## start
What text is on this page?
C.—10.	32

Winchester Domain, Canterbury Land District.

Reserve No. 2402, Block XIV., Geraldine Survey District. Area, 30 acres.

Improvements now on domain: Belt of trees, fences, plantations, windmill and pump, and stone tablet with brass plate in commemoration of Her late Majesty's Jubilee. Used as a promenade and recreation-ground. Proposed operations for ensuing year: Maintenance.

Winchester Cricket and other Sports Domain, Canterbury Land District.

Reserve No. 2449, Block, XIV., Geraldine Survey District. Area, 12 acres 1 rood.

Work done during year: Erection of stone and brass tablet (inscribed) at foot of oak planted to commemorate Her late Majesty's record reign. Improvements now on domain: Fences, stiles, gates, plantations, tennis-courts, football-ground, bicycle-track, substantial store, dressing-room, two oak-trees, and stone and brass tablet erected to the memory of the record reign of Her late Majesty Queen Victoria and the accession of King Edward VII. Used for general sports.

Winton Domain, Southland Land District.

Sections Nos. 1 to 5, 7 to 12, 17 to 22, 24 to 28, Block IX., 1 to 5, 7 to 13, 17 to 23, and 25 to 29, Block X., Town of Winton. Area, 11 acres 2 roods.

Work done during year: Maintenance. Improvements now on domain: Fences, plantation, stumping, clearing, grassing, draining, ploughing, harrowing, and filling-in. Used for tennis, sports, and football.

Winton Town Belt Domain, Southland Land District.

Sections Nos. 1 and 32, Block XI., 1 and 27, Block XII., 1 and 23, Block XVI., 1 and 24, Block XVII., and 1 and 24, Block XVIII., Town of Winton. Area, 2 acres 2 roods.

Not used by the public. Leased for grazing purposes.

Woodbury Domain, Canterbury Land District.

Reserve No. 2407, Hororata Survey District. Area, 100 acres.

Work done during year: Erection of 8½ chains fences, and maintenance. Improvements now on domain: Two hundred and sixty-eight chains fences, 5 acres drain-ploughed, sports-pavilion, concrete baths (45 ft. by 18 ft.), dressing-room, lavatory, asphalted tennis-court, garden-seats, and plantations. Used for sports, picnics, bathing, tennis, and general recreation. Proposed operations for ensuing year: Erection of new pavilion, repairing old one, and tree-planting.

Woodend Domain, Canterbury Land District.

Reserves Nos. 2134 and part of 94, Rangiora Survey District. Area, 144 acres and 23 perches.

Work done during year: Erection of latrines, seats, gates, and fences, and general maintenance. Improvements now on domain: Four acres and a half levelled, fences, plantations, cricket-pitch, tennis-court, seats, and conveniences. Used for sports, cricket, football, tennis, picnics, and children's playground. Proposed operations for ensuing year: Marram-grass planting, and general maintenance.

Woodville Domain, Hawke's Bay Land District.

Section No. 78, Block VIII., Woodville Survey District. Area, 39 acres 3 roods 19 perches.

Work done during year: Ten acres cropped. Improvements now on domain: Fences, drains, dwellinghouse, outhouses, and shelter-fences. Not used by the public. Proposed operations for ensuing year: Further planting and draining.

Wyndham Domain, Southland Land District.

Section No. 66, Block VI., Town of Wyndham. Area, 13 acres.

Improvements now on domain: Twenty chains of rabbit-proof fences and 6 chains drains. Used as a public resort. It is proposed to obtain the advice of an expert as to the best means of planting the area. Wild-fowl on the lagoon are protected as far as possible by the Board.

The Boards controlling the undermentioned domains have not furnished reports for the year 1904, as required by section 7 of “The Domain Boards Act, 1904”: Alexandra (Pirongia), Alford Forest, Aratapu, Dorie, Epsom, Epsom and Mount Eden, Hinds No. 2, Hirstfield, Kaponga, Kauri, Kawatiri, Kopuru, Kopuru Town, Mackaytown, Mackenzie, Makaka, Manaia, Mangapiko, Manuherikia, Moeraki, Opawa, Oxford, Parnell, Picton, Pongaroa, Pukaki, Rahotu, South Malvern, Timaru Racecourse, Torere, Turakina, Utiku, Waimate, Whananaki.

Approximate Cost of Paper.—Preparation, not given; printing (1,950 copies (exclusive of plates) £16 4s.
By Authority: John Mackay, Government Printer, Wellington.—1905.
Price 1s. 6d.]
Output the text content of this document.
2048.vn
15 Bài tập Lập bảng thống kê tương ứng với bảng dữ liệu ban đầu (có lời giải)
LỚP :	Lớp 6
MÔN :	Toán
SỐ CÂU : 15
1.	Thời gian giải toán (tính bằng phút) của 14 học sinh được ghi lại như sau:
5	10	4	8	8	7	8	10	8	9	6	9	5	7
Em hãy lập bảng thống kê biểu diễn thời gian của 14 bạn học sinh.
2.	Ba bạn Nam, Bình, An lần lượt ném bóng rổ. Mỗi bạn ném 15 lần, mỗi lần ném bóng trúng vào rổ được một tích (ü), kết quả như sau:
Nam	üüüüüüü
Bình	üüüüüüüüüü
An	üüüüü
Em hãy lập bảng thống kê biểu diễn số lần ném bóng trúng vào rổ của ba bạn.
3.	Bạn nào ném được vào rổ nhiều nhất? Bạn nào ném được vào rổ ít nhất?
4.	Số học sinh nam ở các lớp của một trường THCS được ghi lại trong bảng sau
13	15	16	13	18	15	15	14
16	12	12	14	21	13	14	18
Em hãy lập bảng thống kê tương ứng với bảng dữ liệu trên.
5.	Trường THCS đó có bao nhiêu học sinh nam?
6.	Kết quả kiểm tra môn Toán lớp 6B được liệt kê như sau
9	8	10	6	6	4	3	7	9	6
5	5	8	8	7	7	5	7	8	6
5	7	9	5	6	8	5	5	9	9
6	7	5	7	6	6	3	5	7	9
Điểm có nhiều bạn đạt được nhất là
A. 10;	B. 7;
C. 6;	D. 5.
## end
● **Description of the task**
Go through the listing and copy all of it exactly.

● **Right answer**
What text is on this page?
C.—10.	32

Winchester Domain, Canterbury Land District.

Reserve No. 2402, Block XIV., Geraldine Survey District. Area, 30 acres.

Improvements now on domain: Belt of trees, fences, plantations, windmill and pump, and stone tablet with brass plate in commemoration of Her late Majesty's Jubilee. Used as a promenade and recreation-ground. Proposed operations for ensuing year: Maintenance.

Winchester Cricket and other Sports Domain, Canterbury Land District.

Reserve No. 2449, Block, XIV., Geraldine Survey District. Area, 12 acres 1 rood.

Work done during year: Erection of stone and brass tablet (inscribed) at foot of oak planted to commemorate Her late Majesty's record reign. Improvements now on domain: Fences, stiles, gates, plantations, tennis-courts, football-ground, bicycle-track, substantial store, dressing-room, two oak-trees, and stone and brass tablet erected to the memory of the record reign of Her late Majesty Queen Victoria and the accession of King Edward VII. Used for general sports.

Winton Domain, Southland Land District.

Sections Nos. 1 to 5, 7 to 12, 17 to 22, 24 to 28, Block IX., 1 to 5, 7 to 13, 17 to 23, and 25 to 29, Block X., Town of Winton. Area, 11 acres 2 roods.

Work done during year: Maintenance. Improvements now on domain: Fences, plantation, stumping, clearing, grassing, draining, ploughing, harrowing, and filling-in. Used for tennis, sports, and football.

Winton Town Belt Domain, Southland Land District.

Sections Nos. 1 and 32, Block XI., 1 and 27, Block XII., 1 and 23, Block XVI., 1 and 24, Block XVII., and 1 and 24, Block XVIII., Town of Winton. Area, 2 acres 2 roods.

Not used by the public. Leased for grazing purposes.

Woodbury Domain, Canterbury Land District.

Reserve No. 2407, Hororata Survey District. Area, 100 acres.

Work done during year: Erection of 8½ chains fences, and maintenance. Improvements now on domain: Two hundred and sixty-eight chains fences, 5 acres drain-ploughed, sports-pavilion, concrete baths (45 ft. by 18 ft.), dressing-room, lavatory, asphalted tennis-court, garden-seats, and plantations. Used for sports, picnics, bathing, tennis, and general recreation. Proposed operations for ensuing year: Erection of new pavilion, repairing old one, and tree-planting.

Woodend Domain, Canterbury Land District.

Reserves Nos. 2134 and part of 94, Rangiora Survey District. Area, 144 acres and 23 perches.

Work done during year: Erection of latrines, seats, gates, and fences, and general maintenance. Improvements now on domain: Four acres and a half levelled, fences, plantations, cricket-pitch, tennis-court, seats, and conveniences. Used for sports, cricket, football, tennis, picnics, and children's playground. Proposed operations for ensuing year: Marram-grass planting, and general maintenance.

Woodville Domain, Hawke's Bay Land District.

Section No. 78, Block VIII., Woodville Survey District. Area, 39 acres 3 roods 19 perches.

Work done during year: Ten acres cropped. Improvements now on domain: Fences, drains, dwellinghouse, outhouses, and shelter-fences. Not used by the public. Proposed operations for ensuing year: Further planting and draining.

Wyndham Domain, Southland Land District.

Section No. 66, Block VI., Town of Wyndham. Area, 13 acres.

Improvements now on domain: Twenty chains of rabbit-proof fences and 6 chains drains. Used as a public resort. It is proposed to obtain the advice of an expert as to the best means of planting the area. Wild-fowl on the lagoon are protected as far as possible by the Board.

The Boards controlling the undermentioned domains have not furnished reports for the year 1904, as required by section 7 of “The Domain Boards Act, 1904”: Alexandra (Pirongia), Alford Forest, Aratapu, Dorie, Epsom, Epsom and Mount Eden, Hinds No. 2, Hirstfield, Kaponga, Kauri, Kawatiri, Kopuru, Kopuru Town, Mackaytown, Mackenzie, Makaka, Manaia, Mangapiko, Manuherikia, Moeraki, Opawa, Oxford, Parnell, Picton, Pongaroa, Pukaki, Rahotu, South Malvern, Timaru Racecourse, Torere, Turakina, Utiku, Waimate, Whananaki.

Approximate Cost of Paper.—Preparation, not given; printing (1,950 copies (exclusive of plates) £16 4s.
By Authority: John Mackay, Government Printer, Wellington.—1905.
Price 1s. 6d.]
Output the text content of this document.
2048.vn
15 Bài tập Lập bảng thống kê tương ứng với bảng dữ liệu ban đầu (có lời giải)
LỚP :	Lớp 6
MÔN :	Toán
SỐ CÂU : 15
1.	Thời gian giải toán (tính bằng phút) của 14 học sinh được ghi lại như sau:
5	10	4	8	8	7	8	10	8	9	6	9	5	7
Em hãy lập bảng thống kê biểu diễn thời gian của 14 bạn học sinh.
2.	Ba bạn Nam, Bình, An lần lượt ném bóng rổ. Mỗi bạn ném 15 lần, mỗi lần ném bóng trúng vào rổ được một tích (ü), kết quả như sau:
Nam	üüüüüüü
Bình	üüüüüüüüüü
An	üüüüü
Em hãy lập bảng thống kê biểu diễn số lần ném bóng trúng vào rổ của ba bạn.
3.	Bạn nào ném được vào rổ nhiều nhất? Bạn nào ném được vào rổ ít nhất?
4.	Số học sinh nam ở các lớp của một trường THCS được ghi lại trong bảng sau
13	15	16	13	18	15	15	14
16	12	12	14	21	13	14	18
Em hãy lập bảng thống kê tương ứng với bảng dữ liệu trên.
5.	Trường THCS đó có bao nhiêu học sinh nam?
6.	Kết quả kiểm tra môn Toán lớp 6B được liệt kê như sau
9	8	10	6	6	4	3	7	9	6
5	5	8	8	7	7	5	7	8	6
5	7	9	5	6	8	5	5	9	9
6	7	5	7	6	6	3	5	7	9
Điểm có nhiều bạn đạt được nhất là
A. 10;	B. 7;
C. 6;	D. 5.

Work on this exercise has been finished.